▶ WHAT NEEDS TO BE DONE:
Below are records to transcribe exactly, without their pictures.

▶ DATASET EXCERPTS:

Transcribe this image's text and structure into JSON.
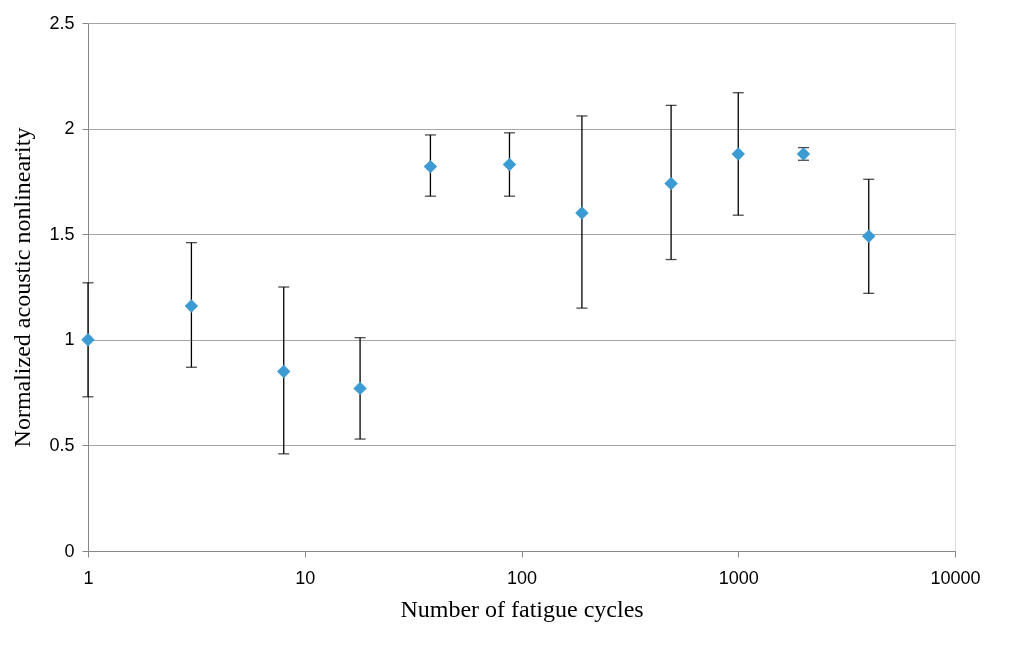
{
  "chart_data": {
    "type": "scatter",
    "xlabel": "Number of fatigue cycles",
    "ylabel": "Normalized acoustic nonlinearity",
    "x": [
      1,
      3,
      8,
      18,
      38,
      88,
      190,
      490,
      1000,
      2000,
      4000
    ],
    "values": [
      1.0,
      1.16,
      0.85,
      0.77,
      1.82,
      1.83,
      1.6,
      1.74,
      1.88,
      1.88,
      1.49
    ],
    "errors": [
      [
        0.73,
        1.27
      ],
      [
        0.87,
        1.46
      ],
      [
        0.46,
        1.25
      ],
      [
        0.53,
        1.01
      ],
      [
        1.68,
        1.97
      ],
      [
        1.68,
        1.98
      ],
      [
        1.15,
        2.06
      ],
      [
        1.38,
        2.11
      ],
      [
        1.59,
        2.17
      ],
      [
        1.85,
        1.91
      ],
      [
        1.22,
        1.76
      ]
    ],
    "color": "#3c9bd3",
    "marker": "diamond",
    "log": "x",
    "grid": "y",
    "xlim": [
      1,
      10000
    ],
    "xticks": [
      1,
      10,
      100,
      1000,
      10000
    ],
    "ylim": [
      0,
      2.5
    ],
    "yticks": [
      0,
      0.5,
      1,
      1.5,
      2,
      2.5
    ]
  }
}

▶ WRITTEN REPLY:
Transcribe this image's text and structure into JSON.
{
  "chart_data": {
    "type": "scatter",
    "xlabel": "Number of fatigue cycles",
    "ylabel": "Normalized acoustic nonlinearity",
    "x": [
      1,
      3,
      8,
      18,
      38,
      88,
      190,
      490,
      1000,
      2000,
      4000
    ],
    "values": [
      1.0,
      1.16,
      0.85,
      0.77,
      1.82,
      1.83,
      1.6,
      1.74,
      1.88,
      1.88,
      1.49
    ],
    "errors": [
      [
        0.73,
        1.27
      ],
      [
        0.87,
        1.46
      ],
      [
        0.46,
        1.25
      ],
      [
        0.53,
        1.01
      ],
      [
        1.68,
        1.97
      ],
      [
        1.68,
        1.98
      ],
      [
        1.15,
        2.06
      ],
      [
        1.38,
        2.11
      ],
      [
        1.59,
        2.17
      ],
      [
        1.85,
        1.91
      ],
      [
        1.22,
        1.76
      ]
    ],
    "color": "#3c9bd3",
    "marker": "diamond",
    "log": "x",
    "grid": "y",
    "xlim": [
      1,
      10000
    ],
    "xticks": [
      1,
      10,
      100,
      1000,
      10000
    ],
    "ylim": [
      0,
      2.5
    ],
    "yticks": [
      0,
      0.5,
      1,
      1.5,
      2,
      2.5
    ]
  }
}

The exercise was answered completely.